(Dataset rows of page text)
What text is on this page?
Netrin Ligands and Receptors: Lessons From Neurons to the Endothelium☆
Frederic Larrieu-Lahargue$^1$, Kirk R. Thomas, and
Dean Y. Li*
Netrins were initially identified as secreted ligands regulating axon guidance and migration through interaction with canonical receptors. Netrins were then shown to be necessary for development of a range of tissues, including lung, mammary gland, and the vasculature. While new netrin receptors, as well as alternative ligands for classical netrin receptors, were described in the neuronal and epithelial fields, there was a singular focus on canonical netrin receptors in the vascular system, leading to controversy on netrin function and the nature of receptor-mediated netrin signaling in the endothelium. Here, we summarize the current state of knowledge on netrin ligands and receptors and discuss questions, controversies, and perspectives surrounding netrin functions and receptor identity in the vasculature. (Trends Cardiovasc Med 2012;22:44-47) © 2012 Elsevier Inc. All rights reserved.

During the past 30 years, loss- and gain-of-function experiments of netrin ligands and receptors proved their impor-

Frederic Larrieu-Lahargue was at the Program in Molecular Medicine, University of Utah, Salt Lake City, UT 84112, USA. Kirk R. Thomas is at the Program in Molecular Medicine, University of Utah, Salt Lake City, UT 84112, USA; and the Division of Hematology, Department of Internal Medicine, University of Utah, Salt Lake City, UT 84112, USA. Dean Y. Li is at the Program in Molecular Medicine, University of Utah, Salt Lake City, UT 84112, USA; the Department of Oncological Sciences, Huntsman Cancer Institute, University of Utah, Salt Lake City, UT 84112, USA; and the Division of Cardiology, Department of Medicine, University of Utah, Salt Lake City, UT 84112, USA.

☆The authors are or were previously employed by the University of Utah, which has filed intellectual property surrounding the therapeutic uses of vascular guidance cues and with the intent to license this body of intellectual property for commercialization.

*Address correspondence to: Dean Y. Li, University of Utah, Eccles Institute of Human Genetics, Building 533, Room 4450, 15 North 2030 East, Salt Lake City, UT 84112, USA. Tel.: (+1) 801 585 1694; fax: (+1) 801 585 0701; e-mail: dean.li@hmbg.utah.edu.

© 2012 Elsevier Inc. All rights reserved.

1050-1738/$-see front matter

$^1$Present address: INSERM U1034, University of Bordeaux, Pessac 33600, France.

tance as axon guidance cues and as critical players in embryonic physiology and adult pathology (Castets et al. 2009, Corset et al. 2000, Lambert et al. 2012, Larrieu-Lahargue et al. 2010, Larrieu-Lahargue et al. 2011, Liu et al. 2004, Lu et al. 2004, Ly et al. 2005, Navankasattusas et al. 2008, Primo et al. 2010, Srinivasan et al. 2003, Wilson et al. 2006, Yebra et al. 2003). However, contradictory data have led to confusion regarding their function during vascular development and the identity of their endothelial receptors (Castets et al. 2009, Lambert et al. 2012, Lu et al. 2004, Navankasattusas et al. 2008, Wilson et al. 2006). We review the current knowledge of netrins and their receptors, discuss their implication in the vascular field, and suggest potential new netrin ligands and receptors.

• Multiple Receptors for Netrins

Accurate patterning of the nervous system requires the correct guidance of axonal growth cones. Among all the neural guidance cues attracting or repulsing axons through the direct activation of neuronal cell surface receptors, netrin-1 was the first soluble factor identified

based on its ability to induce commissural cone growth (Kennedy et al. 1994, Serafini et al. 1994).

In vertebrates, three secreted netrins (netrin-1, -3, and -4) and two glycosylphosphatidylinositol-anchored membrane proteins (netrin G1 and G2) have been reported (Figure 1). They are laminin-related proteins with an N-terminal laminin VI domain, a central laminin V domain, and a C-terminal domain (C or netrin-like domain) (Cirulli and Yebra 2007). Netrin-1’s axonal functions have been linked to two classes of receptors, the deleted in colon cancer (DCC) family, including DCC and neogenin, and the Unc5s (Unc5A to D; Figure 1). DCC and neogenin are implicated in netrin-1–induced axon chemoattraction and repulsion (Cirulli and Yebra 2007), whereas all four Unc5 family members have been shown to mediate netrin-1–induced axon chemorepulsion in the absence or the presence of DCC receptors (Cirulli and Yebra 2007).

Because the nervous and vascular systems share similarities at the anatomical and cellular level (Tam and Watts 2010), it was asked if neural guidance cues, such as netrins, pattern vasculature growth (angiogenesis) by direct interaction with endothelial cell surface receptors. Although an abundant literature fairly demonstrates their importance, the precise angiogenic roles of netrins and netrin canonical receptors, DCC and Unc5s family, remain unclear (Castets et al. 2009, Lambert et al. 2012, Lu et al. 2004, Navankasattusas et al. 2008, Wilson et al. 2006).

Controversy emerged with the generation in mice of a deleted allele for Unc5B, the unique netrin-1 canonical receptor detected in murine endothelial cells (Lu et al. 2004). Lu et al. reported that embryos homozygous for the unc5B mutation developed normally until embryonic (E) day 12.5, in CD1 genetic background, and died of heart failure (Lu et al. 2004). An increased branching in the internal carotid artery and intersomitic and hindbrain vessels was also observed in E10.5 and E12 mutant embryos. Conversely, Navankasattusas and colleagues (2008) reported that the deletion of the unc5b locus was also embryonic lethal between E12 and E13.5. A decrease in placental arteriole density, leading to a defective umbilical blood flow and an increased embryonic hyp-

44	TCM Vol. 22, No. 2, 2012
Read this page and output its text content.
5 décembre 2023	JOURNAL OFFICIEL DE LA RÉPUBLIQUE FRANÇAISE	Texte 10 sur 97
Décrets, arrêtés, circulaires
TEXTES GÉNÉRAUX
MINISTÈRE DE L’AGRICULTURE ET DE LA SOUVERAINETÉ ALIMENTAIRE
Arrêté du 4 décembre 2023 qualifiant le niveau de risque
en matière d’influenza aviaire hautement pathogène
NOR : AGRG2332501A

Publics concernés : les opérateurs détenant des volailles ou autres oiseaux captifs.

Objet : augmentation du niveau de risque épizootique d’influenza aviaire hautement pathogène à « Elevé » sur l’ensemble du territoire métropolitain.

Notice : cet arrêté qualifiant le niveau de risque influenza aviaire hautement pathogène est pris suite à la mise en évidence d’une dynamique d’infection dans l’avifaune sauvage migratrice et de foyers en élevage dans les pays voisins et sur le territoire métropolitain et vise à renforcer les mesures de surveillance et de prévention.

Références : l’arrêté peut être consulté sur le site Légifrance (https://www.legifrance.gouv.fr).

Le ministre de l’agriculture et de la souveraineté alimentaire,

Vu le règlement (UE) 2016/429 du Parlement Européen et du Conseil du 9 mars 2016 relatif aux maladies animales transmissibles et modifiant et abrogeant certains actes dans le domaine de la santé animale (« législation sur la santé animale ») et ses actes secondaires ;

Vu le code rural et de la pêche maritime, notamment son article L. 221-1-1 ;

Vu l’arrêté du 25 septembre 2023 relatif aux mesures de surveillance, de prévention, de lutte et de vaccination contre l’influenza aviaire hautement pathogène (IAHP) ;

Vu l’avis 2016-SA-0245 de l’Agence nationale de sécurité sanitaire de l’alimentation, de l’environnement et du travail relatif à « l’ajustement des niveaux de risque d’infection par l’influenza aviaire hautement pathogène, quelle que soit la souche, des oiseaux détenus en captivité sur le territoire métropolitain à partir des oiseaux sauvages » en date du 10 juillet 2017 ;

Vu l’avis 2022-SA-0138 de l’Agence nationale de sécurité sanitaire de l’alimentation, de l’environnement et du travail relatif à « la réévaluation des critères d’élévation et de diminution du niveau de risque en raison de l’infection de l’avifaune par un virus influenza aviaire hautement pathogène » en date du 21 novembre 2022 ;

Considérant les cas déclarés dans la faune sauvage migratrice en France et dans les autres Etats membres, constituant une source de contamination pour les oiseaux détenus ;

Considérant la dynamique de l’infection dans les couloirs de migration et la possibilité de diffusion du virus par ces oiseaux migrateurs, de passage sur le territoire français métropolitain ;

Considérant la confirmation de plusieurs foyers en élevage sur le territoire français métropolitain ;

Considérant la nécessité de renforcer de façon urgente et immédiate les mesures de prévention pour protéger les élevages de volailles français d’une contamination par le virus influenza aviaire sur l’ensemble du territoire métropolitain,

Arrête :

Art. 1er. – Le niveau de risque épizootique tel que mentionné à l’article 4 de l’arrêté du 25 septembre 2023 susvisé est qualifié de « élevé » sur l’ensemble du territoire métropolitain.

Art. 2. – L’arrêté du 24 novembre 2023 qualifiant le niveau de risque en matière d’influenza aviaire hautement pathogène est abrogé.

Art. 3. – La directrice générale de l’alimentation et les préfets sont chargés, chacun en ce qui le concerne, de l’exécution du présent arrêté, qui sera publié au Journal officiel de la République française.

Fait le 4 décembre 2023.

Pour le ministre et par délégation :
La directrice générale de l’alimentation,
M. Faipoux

● **Exercise goal**: Find the lines in the entries above where "novembre" occurs, and copy each of them.

● **Response to the task**:
Vu l’avis 2022-SA-0138 de l’Agence nationale de sécurité sanitaire de l’alimentation, de l’environnement et du travail relatif à « la réévaluation des critères d’élévation et de diminution du niveau de risque en raison de l’infection de l’avifaune par un virus influenza aviaire hautement pathogène » en date du 21 novembre 2022 ;
Art. 2. – L’arrêté du 24 novembre 2023 qualifiant le niveau de risque en matière d’influenza aviaire hautement pathogène est abrogé.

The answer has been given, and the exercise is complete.